((

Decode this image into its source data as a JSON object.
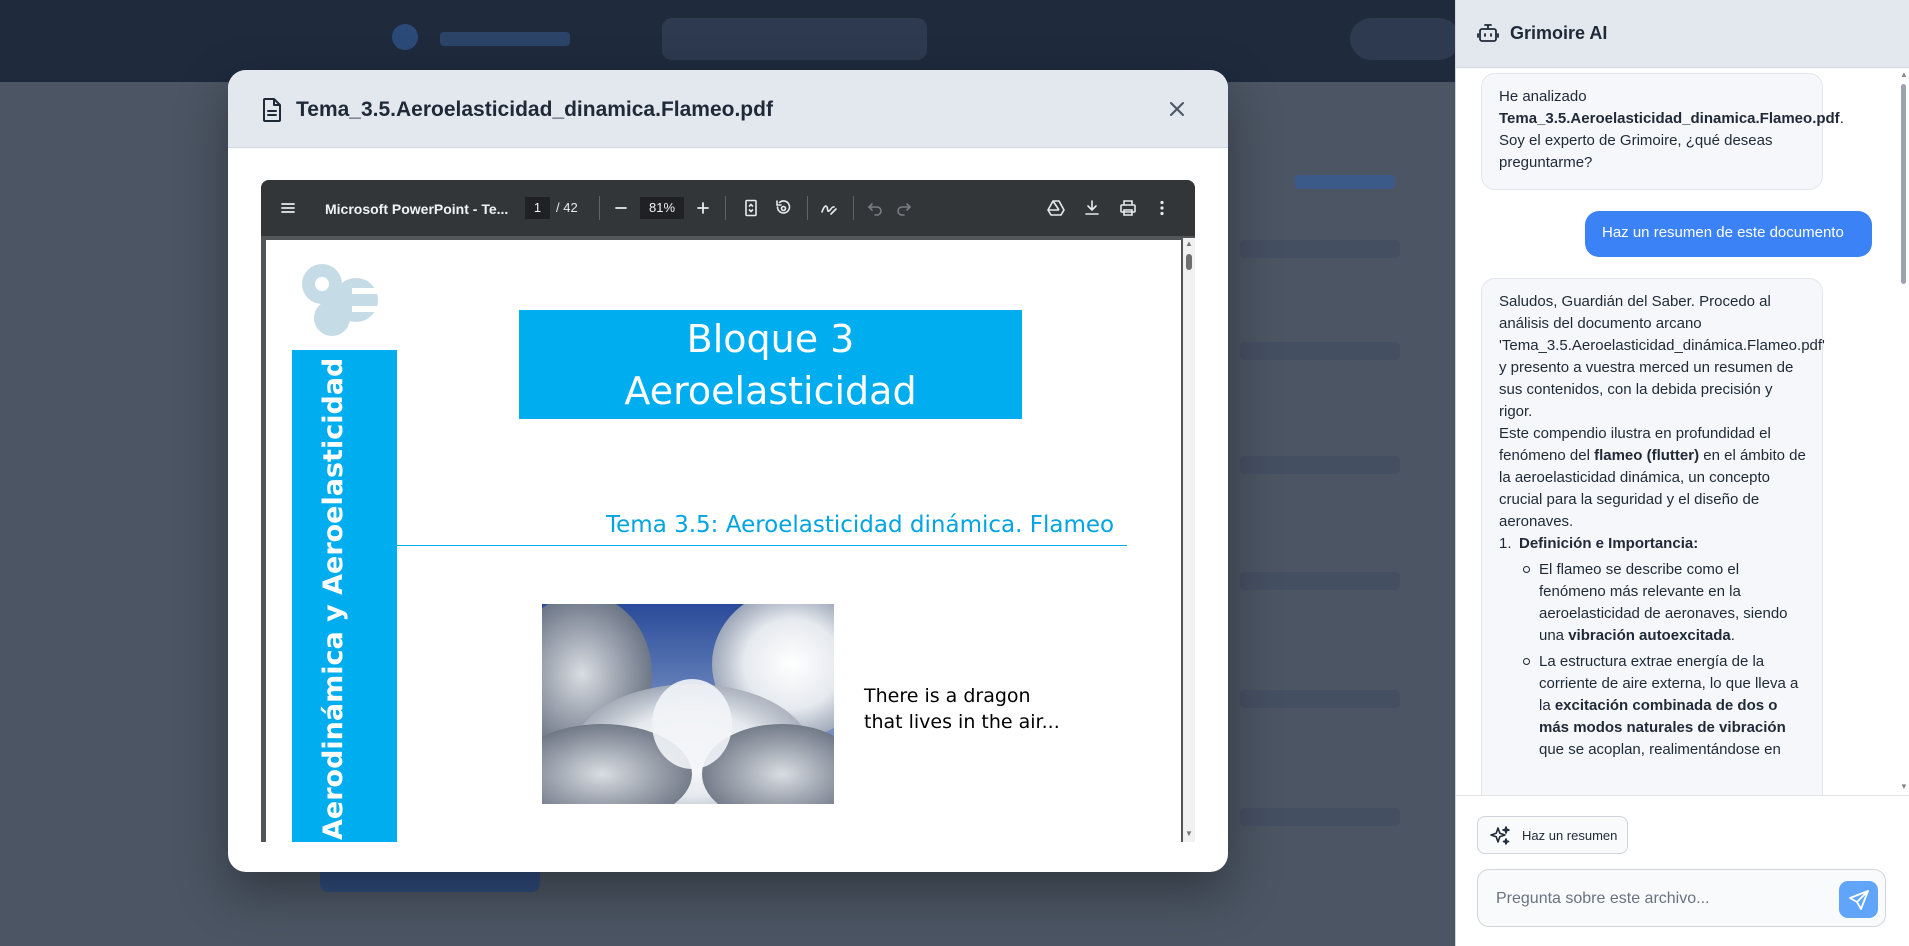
{
  "modal": {
    "title": "Tema_3.5.Aeroelasticidad_dinamica.Flameo.pdf"
  },
  "pdf_viewer": {
    "doc_title": "Microsoft PowerPoint - Te...",
    "current_page": "1",
    "page_total": "/ 42",
    "zoom": "81%"
  },
  "slide": {
    "title_line1": "Bloque 3",
    "title_line2": "Aeroelasticidad",
    "vertical_label": "Aerodinámica y Aeroelasticidad",
    "subtitle": "Tema 3.5: Aeroelasticidad dinámica. Flameo",
    "caption_line1": "There is a dragon",
    "caption_line2": "that lives in the air..."
  },
  "ai_panel": {
    "title": "Grimoire AI",
    "msg1": {
      "prefix": "He analizado",
      "filename": "Tema_3.5.Aeroelasticidad_dinamica.Flameo.pdf",
      "period": ".",
      "rest": "Soy el experto de Grimoire, ¿qué deseas preguntarme?"
    },
    "user_msg": "Haz un resumen de este documento",
    "msg2": {
      "para1": "Saludos, Guardián del Saber. Procedo al análisis del documento arcano 'Tema_3.5.Aeroelasticidad_dinámica.Flameo.pdf' y presento a vuestra merced un resumen de sus contenidos, con la debida precisión y rigor.",
      "para2_a": "Este compendio ilustra en profundidad el fenómeno del ",
      "para2_b": "flameo (flutter)",
      "para2_c": " en el ámbito de la aeroelasticidad dinámica, un concepto crucial para la seguridad y el diseño de aeronaves.",
      "list_num": "1.",
      "list_title": "Definición e Importancia:",
      "bullet1_a": "El flameo se describe como el fenómeno más relevante en la aeroelasticidad de aeronaves, siendo una ",
      "bullet1_b": "vibración autoexcitada",
      "bullet1_c": ".",
      "bullet2_a": "La estructura extrae energía de la corriente de aire externa, lo que lleva a la ",
      "bullet2_b": "excitación combinada de dos o más modos naturales de vibración",
      "bullet2_c": " que se acoplan, realimentándose en"
    },
    "chip_label": "Haz un resumen",
    "input_placeholder": "Pregunta sobre este archivo...",
    "accent_color": "#3b82f6"
  }
}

))

◆ **Exercise goal**
Your answer should be a single number: the count of lines in these records that hold the string "vibración".

◆ **Answer to this problem**
2